=== Listed entries ===
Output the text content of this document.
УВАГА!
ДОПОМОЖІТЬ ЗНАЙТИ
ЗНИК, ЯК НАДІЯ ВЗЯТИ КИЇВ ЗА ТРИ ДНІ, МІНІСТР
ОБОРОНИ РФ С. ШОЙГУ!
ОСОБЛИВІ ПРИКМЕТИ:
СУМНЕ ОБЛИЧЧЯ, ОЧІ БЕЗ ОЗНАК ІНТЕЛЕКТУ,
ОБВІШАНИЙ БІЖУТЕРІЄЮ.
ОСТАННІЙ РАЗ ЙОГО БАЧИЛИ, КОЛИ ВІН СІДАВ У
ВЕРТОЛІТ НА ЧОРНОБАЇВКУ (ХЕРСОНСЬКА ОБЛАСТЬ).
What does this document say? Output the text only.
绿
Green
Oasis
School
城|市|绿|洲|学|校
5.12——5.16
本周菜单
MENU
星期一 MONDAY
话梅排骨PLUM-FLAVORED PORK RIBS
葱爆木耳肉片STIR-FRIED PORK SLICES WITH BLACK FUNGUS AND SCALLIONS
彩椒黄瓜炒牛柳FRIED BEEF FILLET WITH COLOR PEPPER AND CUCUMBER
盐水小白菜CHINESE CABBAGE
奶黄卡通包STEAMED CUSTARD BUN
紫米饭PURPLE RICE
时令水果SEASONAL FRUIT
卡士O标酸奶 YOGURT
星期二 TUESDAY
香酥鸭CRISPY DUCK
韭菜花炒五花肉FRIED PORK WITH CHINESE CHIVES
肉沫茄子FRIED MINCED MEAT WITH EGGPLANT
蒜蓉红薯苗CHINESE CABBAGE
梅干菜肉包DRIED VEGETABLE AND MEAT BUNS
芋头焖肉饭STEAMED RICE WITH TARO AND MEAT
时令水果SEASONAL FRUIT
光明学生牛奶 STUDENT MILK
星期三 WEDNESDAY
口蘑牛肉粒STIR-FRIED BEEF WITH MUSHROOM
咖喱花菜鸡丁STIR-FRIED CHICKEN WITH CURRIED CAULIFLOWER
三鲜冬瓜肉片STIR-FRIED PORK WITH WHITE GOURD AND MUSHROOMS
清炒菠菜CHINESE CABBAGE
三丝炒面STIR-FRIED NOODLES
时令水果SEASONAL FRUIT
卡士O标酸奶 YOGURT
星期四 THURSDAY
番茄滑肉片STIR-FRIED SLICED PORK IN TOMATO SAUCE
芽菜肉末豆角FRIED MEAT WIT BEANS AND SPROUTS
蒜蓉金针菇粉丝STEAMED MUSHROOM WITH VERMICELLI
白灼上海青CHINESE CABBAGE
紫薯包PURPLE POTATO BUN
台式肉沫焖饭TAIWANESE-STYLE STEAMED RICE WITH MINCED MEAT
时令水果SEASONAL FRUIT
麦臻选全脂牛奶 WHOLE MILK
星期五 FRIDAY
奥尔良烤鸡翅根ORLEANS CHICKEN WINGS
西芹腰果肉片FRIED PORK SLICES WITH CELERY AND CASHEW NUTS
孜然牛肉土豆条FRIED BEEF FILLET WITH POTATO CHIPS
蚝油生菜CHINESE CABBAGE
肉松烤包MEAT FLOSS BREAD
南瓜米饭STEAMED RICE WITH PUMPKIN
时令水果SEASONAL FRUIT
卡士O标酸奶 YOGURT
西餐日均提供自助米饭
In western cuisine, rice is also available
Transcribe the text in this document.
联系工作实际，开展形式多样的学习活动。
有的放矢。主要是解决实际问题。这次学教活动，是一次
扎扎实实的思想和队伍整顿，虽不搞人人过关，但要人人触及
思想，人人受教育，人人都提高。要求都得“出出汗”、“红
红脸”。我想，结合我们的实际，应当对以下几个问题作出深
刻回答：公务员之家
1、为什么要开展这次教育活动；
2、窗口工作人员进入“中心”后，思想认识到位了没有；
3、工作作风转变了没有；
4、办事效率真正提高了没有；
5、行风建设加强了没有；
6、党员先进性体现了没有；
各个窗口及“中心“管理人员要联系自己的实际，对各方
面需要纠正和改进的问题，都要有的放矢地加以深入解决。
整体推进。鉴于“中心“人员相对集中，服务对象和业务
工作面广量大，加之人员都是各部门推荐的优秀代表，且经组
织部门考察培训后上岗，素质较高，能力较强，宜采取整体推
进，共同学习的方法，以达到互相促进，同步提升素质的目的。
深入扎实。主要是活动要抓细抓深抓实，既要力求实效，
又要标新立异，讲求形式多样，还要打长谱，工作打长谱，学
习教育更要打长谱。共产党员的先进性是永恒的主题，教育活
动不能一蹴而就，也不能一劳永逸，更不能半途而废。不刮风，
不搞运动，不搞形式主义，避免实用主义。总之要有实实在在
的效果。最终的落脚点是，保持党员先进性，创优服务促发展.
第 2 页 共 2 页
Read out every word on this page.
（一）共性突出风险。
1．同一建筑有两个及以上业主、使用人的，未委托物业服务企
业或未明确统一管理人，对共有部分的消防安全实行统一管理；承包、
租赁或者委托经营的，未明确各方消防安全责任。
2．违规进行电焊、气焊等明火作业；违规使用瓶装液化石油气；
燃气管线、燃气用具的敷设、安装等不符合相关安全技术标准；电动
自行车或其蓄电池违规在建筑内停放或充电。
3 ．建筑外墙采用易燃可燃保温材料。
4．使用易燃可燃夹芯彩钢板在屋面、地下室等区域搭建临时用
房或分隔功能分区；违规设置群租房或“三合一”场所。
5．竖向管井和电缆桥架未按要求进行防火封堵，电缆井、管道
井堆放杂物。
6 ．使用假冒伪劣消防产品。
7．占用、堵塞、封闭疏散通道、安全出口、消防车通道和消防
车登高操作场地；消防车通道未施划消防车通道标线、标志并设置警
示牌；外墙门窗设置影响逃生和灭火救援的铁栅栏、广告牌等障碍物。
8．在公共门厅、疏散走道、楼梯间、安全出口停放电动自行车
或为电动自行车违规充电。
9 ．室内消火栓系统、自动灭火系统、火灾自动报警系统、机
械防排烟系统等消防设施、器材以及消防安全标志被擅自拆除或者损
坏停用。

=== Stated task ===
Your task is to retype all the records above with nothing left out.

=== Answer below ===
Output the text content of this document.
УВАГА!
ДОПОМОЖІТЬ ЗНАЙТИ
ЗНИК, ЯК НАДІЯ ВЗЯТИ КИЇВ ЗА ТРИ ДНІ, МІНІСТР
ОБОРОНИ РФ С. ШОЙГУ!
ОСОБЛИВІ ПРИКМЕТИ:
СУМНЕ ОБЛИЧЧЯ, ОЧІ БЕЗ ОЗНАК ІНТЕЛЕКТУ,
ОБВІШАНИЙ БІЖУТЕРІЄЮ.
ОСТАННІЙ РАЗ ЙОГО БАЧИЛИ, КОЛИ ВІН СІДАВ У
ВЕРТОЛІТ НА ЧОРНОБАЇВКУ (ХЕРСОНСЬКА ОБЛАСТЬ).
What does this document say? Output the text only.
绿
Green
Oasis
School
城|市|绿|洲|学|校
5.12——5.16
本周菜单
MENU
星期一 MONDAY
话梅排骨PLUM-FLAVORED PORK RIBS
葱爆木耳肉片STIR-FRIED PORK SLICES WITH BLACK FUNGUS AND SCALLIONS
彩椒黄瓜炒牛柳FRIED BEEF FILLET WITH COLOR PEPPER AND CUCUMBER
盐水小白菜CHINESE CABBAGE
奶黄卡通包STEAMED CUSTARD BUN
紫米饭PURPLE RICE
时令水果SEASONAL FRUIT
卡士O标酸奶 YOGURT
星期二 TUESDAY
香酥鸭CRISPY DUCK
韭菜花炒五花肉FRIED PORK WITH CHINESE CHIVES
肉沫茄子FRIED MINCED MEAT WITH EGGPLANT
蒜蓉红薯苗CHINESE CABBAGE
梅干菜肉包DRIED VEGETABLE AND MEAT BUNS
芋头焖肉饭STEAMED RICE WITH TARO AND MEAT
时令水果SEASONAL FRUIT
光明学生牛奶 STUDENT MILK
星期三 WEDNESDAY
口蘑牛肉粒STIR-FRIED BEEF WITH MUSHROOM
咖喱花菜鸡丁STIR-FRIED CHICKEN WITH CURRIED CAULIFLOWER
三鲜冬瓜肉片STIR-FRIED PORK WITH WHITE GOURD AND MUSHROOMS
清炒菠菜CHINESE CABBAGE
三丝炒面STIR-FRIED NOODLES
时令水果SEASONAL FRUIT
卡士O标酸奶 YOGURT
星期四 THURSDAY
番茄滑肉片STIR-FRIED SLICED PORK IN TOMATO SAUCE
芽菜肉末豆角FRIED MEAT WIT BEANS AND SPROUTS
蒜蓉金针菇粉丝STEAMED MUSHROOM WITH VERMICELLI
白灼上海青CHINESE CABBAGE
紫薯包PURPLE POTATO BUN
台式肉沫焖饭TAIWANESE-STYLE STEAMED RICE WITH MINCED MEAT
时令水果SEASONAL FRUIT
麦臻选全脂牛奶 WHOLE MILK
星期五 FRIDAY
奥尔良烤鸡翅根ORLEANS CHICKEN WINGS
西芹腰果肉片FRIED PORK SLICES WITH CELERY AND CASHEW NUTS
孜然牛肉土豆条FRIED BEEF FILLET WITH POTATO CHIPS
蚝油生菜CHINESE CABBAGE
肉松烤包MEAT FLOSS BREAD
南瓜米饭STEAMED RICE WITH PUMPKIN
时令水果SEASONAL FRUIT
卡士O标酸奶 YOGURT
西餐日均提供自助米饭
In western cuisine, rice is also available
Transcribe the text in this document.
联系工作实际，开展形式多样的学习活动。
有的放矢。主要是解决实际问题。这次学教活动，是一次
扎扎实实的思想和队伍整顿，虽不搞人人过关，但要人人触及
思想，人人受教育，人人都提高。要求都得“出出汗”、“红
红脸”。我想，结合我们的实际，应当对以下几个问题作出深
刻回答：公务员之家
1、为什么要开展这次教育活动；
2、窗口工作人员进入“中心”后，思想认识到位了没有；
3、工作作风转变了没有；
4、办事效率真正提高了没有；
5、行风建设加强了没有；
6、党员先进性体现了没有；
各个窗口及“中心“管理人员要联系自己的实际，对各方
面需要纠正和改进的问题，都要有的放矢地加以深入解决。
整体推进。鉴于“中心“人员相对集中，服务对象和业务
工作面广量大，加之人员都是各部门推荐的优秀代表，且经组
织部门考察培训后上岗，素质较高，能力较强，宜采取整体推
进，共同学习的方法，以达到互相促进，同步提升素质的目的。
深入扎实。主要是活动要抓细抓深抓实，既要力求实效，
又要标新立异，讲求形式多样，还要打长谱，工作打长谱，学
习教育更要打长谱。共产党员的先进性是永恒的主题，教育活
动不能一蹴而就，也不能一劳永逸，更不能半途而废。不刮风，
不搞运动，不搞形式主义，避免实用主义。总之要有实实在在
的效果。最终的落脚点是，保持党员先进性，创优服务促发展.
第 2 页 共 2 页
Read out every word on this page.
（一）共性突出风险。
1．同一建筑有两个及以上业主、使用人的，未委托物业服务企
业或未明确统一管理人，对共有部分的消防安全实行统一管理；承包、
租赁或者委托经营的，未明确各方消防安全责任。
2．违规进行电焊、气焊等明火作业；违规使用瓶装液化石油气；
燃气管线、燃气用具的敷设、安装等不符合相关安全技术标准；电动
自行车或其蓄电池违规在建筑内停放或充电。
3 ．建筑外墙采用易燃可燃保温材料。
4．使用易燃可燃夹芯彩钢板在屋面、地下室等区域搭建临时用
房或分隔功能分区；违规设置群租房或“三合一”场所。
5．竖向管井和电缆桥架未按要求进行防火封堵，电缆井、管道
井堆放杂物。
6 ．使用假冒伪劣消防产品。
7．占用、堵塞、封闭疏散通道、安全出口、消防车通道和消防
车登高操作场地；消防车通道未施划消防车通道标线、标志并设置警
示牌；外墙门窗设置影响逃生和灭火救援的铁栅栏、广告牌等障碍物。
8．在公共门厅、疏散走道、楼梯间、安全出口停放电动自行车
或为电动自行车违规充电。
9 ．室内消火栓系统、自动灭火系统、火灾自动报警系统、机
械防排烟系统等消防设施、器材以及消防安全标志被擅自拆除或者损
坏停用。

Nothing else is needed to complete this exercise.